> Problem to solve: Identify each line below containing the string "watermark" and copy it.
....................
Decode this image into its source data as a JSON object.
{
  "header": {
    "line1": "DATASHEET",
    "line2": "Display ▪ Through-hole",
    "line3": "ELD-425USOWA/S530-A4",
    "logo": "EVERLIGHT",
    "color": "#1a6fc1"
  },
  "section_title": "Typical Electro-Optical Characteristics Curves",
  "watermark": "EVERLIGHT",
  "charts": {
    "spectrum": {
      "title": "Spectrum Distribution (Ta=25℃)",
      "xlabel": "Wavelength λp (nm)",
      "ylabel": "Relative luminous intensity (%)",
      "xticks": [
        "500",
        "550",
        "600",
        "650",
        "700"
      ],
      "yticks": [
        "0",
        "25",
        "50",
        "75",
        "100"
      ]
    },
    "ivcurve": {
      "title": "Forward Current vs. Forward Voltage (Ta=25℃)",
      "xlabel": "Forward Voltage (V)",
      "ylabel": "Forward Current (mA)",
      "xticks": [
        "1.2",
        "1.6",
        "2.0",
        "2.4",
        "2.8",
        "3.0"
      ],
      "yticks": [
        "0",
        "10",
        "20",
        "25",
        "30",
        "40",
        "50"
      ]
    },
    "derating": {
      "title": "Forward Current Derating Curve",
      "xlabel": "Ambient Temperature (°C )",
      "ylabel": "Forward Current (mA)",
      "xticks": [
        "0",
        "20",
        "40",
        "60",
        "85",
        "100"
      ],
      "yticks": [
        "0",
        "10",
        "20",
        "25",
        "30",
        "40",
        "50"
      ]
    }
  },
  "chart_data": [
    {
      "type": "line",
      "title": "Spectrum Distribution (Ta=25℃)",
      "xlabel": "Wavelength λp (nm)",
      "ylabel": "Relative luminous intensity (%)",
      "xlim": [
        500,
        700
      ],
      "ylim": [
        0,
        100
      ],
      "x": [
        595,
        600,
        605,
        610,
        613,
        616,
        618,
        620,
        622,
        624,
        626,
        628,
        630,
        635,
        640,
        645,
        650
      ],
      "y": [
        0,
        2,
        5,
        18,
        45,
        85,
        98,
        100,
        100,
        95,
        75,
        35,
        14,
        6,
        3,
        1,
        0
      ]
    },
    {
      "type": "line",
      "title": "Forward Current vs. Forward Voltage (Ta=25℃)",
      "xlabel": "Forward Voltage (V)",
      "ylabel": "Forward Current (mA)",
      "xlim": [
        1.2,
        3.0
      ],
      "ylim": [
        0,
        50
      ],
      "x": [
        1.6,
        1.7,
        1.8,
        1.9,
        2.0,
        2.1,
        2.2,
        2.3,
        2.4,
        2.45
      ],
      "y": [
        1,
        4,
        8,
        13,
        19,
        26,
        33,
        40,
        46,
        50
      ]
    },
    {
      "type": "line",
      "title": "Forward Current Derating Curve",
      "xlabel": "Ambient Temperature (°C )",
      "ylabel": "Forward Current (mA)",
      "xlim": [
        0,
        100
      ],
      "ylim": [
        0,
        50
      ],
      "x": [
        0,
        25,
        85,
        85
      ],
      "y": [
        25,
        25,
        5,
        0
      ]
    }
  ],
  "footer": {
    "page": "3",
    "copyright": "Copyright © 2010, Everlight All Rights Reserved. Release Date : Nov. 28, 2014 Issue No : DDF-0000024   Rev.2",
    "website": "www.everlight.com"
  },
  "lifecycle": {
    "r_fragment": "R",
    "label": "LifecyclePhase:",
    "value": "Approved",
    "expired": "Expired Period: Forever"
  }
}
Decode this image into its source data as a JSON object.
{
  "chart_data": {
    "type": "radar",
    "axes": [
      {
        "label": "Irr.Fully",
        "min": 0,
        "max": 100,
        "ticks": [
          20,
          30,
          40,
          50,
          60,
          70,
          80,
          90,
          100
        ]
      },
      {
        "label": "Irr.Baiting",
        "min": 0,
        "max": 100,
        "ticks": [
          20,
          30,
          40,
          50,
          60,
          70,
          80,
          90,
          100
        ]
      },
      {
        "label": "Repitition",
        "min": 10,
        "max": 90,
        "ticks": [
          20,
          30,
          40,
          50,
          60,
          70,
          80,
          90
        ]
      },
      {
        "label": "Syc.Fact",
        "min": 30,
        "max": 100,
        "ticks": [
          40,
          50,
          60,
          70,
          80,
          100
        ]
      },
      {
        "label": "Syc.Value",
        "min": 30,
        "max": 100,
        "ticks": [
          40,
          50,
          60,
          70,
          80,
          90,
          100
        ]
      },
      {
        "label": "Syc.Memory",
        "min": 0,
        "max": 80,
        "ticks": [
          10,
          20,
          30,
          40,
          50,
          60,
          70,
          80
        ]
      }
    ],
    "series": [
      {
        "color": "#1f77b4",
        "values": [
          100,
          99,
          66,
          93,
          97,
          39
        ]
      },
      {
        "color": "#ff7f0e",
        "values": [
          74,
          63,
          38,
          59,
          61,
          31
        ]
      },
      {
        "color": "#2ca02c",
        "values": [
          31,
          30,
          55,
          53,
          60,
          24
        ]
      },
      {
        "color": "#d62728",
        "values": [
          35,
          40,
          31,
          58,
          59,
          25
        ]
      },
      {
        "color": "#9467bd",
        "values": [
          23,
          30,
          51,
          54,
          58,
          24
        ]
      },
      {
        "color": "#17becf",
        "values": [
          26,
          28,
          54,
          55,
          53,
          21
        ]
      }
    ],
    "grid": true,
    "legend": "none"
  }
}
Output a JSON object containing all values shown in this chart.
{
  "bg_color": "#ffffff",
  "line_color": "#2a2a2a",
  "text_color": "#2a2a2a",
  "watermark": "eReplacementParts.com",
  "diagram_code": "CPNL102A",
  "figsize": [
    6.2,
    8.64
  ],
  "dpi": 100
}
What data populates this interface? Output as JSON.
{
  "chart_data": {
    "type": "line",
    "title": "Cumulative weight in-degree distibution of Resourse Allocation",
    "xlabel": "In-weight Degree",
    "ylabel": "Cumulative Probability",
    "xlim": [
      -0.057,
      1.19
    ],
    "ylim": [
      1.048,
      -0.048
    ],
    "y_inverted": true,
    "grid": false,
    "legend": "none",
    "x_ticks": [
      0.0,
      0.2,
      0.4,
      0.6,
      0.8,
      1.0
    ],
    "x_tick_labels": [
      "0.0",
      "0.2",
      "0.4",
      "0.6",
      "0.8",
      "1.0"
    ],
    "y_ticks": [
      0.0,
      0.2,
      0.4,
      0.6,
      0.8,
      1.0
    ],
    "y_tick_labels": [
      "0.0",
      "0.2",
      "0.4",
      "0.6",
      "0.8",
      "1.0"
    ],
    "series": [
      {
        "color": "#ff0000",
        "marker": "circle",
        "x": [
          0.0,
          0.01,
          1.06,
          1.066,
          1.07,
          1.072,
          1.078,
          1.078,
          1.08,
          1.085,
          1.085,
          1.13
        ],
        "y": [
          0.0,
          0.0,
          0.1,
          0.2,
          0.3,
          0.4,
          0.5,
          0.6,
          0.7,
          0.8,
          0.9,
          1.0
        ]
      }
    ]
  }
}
....................
> Task solution:
  "watermark": "EVERLIGHT",
  "watermark": "eReplacementParts.com",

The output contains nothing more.